▶ **Task statement**: Return all the data, word for word.

--- START OF Excerpted records ---

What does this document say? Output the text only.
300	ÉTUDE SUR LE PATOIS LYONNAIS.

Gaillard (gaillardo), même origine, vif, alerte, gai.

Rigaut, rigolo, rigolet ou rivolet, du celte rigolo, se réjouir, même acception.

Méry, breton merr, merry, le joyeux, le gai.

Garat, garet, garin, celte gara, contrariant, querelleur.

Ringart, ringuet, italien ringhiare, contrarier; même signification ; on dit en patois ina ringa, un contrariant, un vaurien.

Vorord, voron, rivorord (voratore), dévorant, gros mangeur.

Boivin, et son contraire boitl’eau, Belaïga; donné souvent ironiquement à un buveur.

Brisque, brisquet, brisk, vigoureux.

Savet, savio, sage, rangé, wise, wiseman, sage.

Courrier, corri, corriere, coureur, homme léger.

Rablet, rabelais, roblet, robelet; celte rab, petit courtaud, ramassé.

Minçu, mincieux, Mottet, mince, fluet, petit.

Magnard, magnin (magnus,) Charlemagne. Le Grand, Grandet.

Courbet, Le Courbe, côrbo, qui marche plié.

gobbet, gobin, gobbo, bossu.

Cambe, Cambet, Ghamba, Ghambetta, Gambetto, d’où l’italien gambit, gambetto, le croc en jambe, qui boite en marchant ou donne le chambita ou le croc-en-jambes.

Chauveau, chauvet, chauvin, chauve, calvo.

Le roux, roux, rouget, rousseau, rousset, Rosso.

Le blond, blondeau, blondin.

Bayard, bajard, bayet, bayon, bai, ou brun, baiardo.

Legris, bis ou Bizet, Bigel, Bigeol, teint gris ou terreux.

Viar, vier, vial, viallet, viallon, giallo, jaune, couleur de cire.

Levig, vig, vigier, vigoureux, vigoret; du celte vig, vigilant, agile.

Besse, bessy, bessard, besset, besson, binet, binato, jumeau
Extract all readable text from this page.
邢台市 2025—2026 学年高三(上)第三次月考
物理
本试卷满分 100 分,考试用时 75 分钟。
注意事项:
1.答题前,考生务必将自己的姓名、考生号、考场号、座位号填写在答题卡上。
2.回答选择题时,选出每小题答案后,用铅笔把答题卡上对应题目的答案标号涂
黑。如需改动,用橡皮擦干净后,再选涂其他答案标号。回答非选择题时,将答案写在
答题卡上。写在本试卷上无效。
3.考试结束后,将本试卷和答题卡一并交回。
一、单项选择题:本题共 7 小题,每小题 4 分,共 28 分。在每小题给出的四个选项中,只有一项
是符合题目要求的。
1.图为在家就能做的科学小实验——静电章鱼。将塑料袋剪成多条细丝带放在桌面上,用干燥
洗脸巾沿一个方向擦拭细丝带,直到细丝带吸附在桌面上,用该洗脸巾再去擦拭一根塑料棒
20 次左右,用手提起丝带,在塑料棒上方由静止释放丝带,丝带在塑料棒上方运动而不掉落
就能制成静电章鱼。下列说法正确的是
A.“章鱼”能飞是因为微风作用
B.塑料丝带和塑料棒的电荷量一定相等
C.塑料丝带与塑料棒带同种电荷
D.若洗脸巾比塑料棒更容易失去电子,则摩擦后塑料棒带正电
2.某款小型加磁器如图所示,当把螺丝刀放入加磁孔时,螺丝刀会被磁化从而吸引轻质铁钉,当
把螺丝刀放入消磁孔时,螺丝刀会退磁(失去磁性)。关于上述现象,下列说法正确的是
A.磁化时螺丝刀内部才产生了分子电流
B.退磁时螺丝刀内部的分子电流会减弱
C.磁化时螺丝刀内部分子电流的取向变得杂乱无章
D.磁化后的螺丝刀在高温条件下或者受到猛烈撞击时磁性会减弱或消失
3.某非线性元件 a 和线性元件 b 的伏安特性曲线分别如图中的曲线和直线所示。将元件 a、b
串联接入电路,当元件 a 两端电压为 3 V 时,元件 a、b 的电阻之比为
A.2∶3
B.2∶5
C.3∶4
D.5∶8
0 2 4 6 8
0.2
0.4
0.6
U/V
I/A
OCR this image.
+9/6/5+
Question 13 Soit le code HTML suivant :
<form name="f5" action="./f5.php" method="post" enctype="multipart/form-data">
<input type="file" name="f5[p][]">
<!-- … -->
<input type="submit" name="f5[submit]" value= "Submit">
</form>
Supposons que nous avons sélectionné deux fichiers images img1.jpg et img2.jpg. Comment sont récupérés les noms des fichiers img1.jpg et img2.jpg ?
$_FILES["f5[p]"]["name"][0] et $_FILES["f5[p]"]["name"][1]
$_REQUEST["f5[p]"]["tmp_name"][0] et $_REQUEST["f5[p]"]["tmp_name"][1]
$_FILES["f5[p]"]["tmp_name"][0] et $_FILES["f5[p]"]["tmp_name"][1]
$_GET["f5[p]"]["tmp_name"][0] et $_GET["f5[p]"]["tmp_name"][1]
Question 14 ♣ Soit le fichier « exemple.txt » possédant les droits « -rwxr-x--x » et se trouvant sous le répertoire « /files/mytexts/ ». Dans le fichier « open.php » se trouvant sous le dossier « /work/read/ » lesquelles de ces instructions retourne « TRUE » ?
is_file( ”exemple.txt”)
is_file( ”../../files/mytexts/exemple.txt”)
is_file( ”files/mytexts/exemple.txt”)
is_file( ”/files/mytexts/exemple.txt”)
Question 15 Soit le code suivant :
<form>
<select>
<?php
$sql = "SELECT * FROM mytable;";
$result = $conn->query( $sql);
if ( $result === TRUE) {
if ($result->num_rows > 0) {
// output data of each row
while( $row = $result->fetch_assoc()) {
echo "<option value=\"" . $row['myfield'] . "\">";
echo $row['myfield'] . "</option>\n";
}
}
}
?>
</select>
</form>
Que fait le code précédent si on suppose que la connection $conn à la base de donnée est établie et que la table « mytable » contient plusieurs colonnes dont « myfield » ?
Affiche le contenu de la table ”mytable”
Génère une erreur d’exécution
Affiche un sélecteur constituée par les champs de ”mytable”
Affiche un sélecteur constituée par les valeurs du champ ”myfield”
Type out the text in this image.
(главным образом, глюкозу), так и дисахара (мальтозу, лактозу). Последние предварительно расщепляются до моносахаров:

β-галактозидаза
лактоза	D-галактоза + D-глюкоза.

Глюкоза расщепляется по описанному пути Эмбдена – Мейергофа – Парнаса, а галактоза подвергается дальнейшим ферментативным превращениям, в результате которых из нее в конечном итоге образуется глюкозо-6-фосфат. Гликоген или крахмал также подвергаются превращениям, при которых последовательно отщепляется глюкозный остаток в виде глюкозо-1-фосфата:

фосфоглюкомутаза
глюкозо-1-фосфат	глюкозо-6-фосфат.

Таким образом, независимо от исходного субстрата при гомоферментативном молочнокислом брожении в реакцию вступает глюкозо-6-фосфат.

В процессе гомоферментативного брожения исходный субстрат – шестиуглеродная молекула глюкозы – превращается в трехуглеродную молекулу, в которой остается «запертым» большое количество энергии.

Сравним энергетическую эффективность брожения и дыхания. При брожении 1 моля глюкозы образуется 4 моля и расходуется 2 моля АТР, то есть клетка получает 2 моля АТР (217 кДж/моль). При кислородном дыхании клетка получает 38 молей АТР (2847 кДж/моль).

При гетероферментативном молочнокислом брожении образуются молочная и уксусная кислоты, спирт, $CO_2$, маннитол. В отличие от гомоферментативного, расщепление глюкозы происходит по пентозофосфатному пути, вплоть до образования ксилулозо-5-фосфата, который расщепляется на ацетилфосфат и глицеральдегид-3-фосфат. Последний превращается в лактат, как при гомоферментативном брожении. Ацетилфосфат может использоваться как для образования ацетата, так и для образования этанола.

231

--- END OF Excerpted records ---

▶ **Output of the exercise**:
What does this document say? Output the text only.
300	ÉTUDE SUR LE PATOIS LYONNAIS.

Gaillard (gaillardo), même origine, vif, alerte, gai.

Rigaut, rigolo, rigolet ou rivolet, du celte rigolo, se réjouir, même acception.

Méry, breton merr, merry, le joyeux, le gai.

Garat, garet, garin, celte gara, contrariant, querelleur.

Ringart, ringuet, italien ringhiare, contrarier; même signification ; on dit en patois ina ringa, un contrariant, un vaurien.

Vorord, voron, rivorord (voratore), dévorant, gros mangeur.

Boivin, et son contraire boitl’eau, Belaïga; donné souvent ironiquement à un buveur.

Brisque, brisquet, brisk, vigoureux.

Savet, savio, sage, rangé, wise, wiseman, sage.

Courrier, corri, corriere, coureur, homme léger.

Rablet, rabelais, roblet, robelet; celte rab, petit courtaud, ramassé.

Minçu, mincieux, Mottet, mince, fluet, petit.

Magnard, magnin (magnus,) Charlemagne. Le Grand, Grandet.

Courbet, Le Courbe, côrbo, qui marche plié.

gobbet, gobin, gobbo, bossu.

Cambe, Cambet, Ghamba, Ghambetta, Gambetto, d’où l’italien gambit, gambetto, le croc en jambe, qui boite en marchant ou donne le chambita ou le croc-en-jambes.

Chauveau, chauvet, chauvin, chauve, calvo.

Le roux, roux, rouget, rousseau, rousset, Rosso.

Le blond, blondeau, blondin.

Bayard, bajard, bayet, bayon, bai, ou brun, baiardo.

Legris, bis ou Bizet, Bigel, Bigeol, teint gris ou terreux.

Viar, vier, vial, viallet, viallon, giallo, jaune, couleur de cire.

Levig, vig, vigier, vigoureux, vigoret; du celte vig, vigilant, agile.

Besse, bessy, bessard, besset, besson, binet, binato, jumeau
Extract all readable text from this page.
邢台市 2025—2026 学年高三(上)第三次月考
物理
本试卷满分 100 分,考试用时 75 分钟。
注意事项:
1.答题前,考生务必将自己的姓名、考生号、考场号、座位号填写在答题卡上。
2.回答选择题时,选出每小题答案后,用铅笔把答题卡上对应题目的答案标号涂
黑。如需改动,用橡皮擦干净后,再选涂其他答案标号。回答非选择题时,将答案写在
答题卡上。写在本试卷上无效。
3.考试结束后,将本试卷和答题卡一并交回。
一、单项选择题:本题共 7 小题,每小题 4 分,共 28 分。在每小题给出的四个选项中,只有一项
是符合题目要求的。
1.图为在家就能做的科学小实验——静电章鱼。将塑料袋剪成多条细丝带放在桌面上,用干燥
洗脸巾沿一个方向擦拭细丝带,直到细丝带吸附在桌面上,用该洗脸巾再去擦拭一根塑料棒
20 次左右,用手提起丝带,在塑料棒上方由静止释放丝带,丝带在塑料棒上方运动而不掉落
就能制成静电章鱼。下列说法正确的是
A.“章鱼”能飞是因为微风作用
B.塑料丝带和塑料棒的电荷量一定相等
C.塑料丝带与塑料棒带同种电荷
D.若洗脸巾比塑料棒更容易失去电子,则摩擦后塑料棒带正电
2.某款小型加磁器如图所示,当把螺丝刀放入加磁孔时,螺丝刀会被磁化从而吸引轻质铁钉,当
把螺丝刀放入消磁孔时,螺丝刀会退磁(失去磁性)。关于上述现象,下列说法正确的是
A.磁化时螺丝刀内部才产生了分子电流
B.退磁时螺丝刀内部的分子电流会减弱
C.磁化时螺丝刀内部分子电流的取向变得杂乱无章
D.磁化后的螺丝刀在高温条件下或者受到猛烈撞击时磁性会减弱或消失
3.某非线性元件 a 和线性元件 b 的伏安特性曲线分别如图中的曲线和直线所示。将元件 a、b
串联接入电路,当元件 a 两端电压为 3 V 时,元件 a、b 的电阻之比为
A.2∶3
B.2∶5
C.3∶4
D.5∶8
0 2 4 6 8
0.2
0.4
0.6
U/V
I/A
OCR this image.
+9/6/5+
Question 13 Soit le code HTML suivant :
<form name="f5" action="./f5.php" method="post" enctype="multipart/form-data">
<input type="file" name="f5[p][]">
<!-- … -->
<input type="submit" name="f5[submit]" value= "Submit">
</form>
Supposons que nous avons sélectionné deux fichiers images img1.jpg et img2.jpg. Comment sont récupérés les noms des fichiers img1.jpg et img2.jpg ?
$_FILES["f5[p]"]["name"][0] et $_FILES["f5[p]"]["name"][1]
$_REQUEST["f5[p]"]["tmp_name"][0] et $_REQUEST["f5[p]"]["tmp_name"][1]
$_FILES["f5[p]"]["tmp_name"][0] et $_FILES["f5[p]"]["tmp_name"][1]
$_GET["f5[p]"]["tmp_name"][0] et $_GET["f5[p]"]["tmp_name"][1]
Question 14 ♣ Soit le fichier « exemple.txt » possédant les droits « -rwxr-x--x » et se trouvant sous le répertoire « /files/mytexts/ ». Dans le fichier « open.php » se trouvant sous le dossier « /work/read/ » lesquelles de ces instructions retourne « TRUE » ?
is_file( ”exemple.txt”)
is_file( ”../../files/mytexts/exemple.txt”)
is_file( ”files/mytexts/exemple.txt”)
is_file( ”/files/mytexts/exemple.txt”)
Question 15 Soit le code suivant :
<form>
<select>
<?php
$sql = "SELECT * FROM mytable;";
$result = $conn->query( $sql);
if ( $result === TRUE) {
if ($result->num_rows > 0) {
// output data of each row
while( $row = $result->fetch_assoc()) {
echo "<option value=\"" . $row['myfield'] . "\">";
echo $row['myfield'] . "</option>\n";
}
}
}
?>
</select>
</form>
Que fait le code précédent si on suppose que la connection $conn à la base de donnée est établie et que la table « mytable » contient plusieurs colonnes dont « myfield » ?
Affiche le contenu de la table ”mytable”
Génère une erreur d’exécution
Affiche un sélecteur constituée par les champs de ”mytable”
Affiche un sélecteur constituée par les valeurs du champ ”myfield”
Type out the text in this image.
(главным образом, глюкозу), так и дисахара (мальтозу, лактозу). Последние предварительно расщепляются до моносахаров:

β-галактозидаза
лактоза	D-галактоза + D-глюкоза.

Глюкоза расщепляется по описанному пути Эмбдена – Мейергофа – Парнаса, а галактоза подвергается дальнейшим ферментативным превращениям, в результате которых из нее в конечном итоге образуется глюкозо-6-фосфат. Гликоген или крахмал также подвергаются превращениям, при которых последовательно отщепляется глюкозный остаток в виде глюкозо-1-фосфата:

фосфоглюкомутаза
глюкозо-1-фосфат	глюкозо-6-фосфат.

Таким образом, независимо от исходного субстрата при гомоферментативном молочнокислом брожении в реакцию вступает глюкозо-6-фосфат.

В процессе гомоферментативного брожения исходный субстрат – шестиуглеродная молекула глюкозы – превращается в трехуглеродную молекулу, в которой остается «запертым» большое количество энергии.

Сравним энергетическую эффективность брожения и дыхания. При брожении 1 моля глюкозы образуется 4 моля и расходуется 2 моля АТР, то есть клетка получает 2 моля АТР (217 кДж/моль). При кислородном дыхании клетка получает 38 молей АТР (2847 кДж/моль).

При гетероферментативном молочнокислом брожении образуются молочная и уксусная кислоты, спирт, $CO_2$, маннитол. В отличие от гомоферментативного, расщепление глюкозы происходит по пентозофосфатному пути, вплоть до образования ксилулозо-5-фосфата, который расщепляется на ацетилфосфат и глицеральдегид-3-фосфат. Последний превращается в лактат, как при гомоферментативном брожении. Ацетилфосфат может использоваться как для образования ацетата, так и для образования этанола.

231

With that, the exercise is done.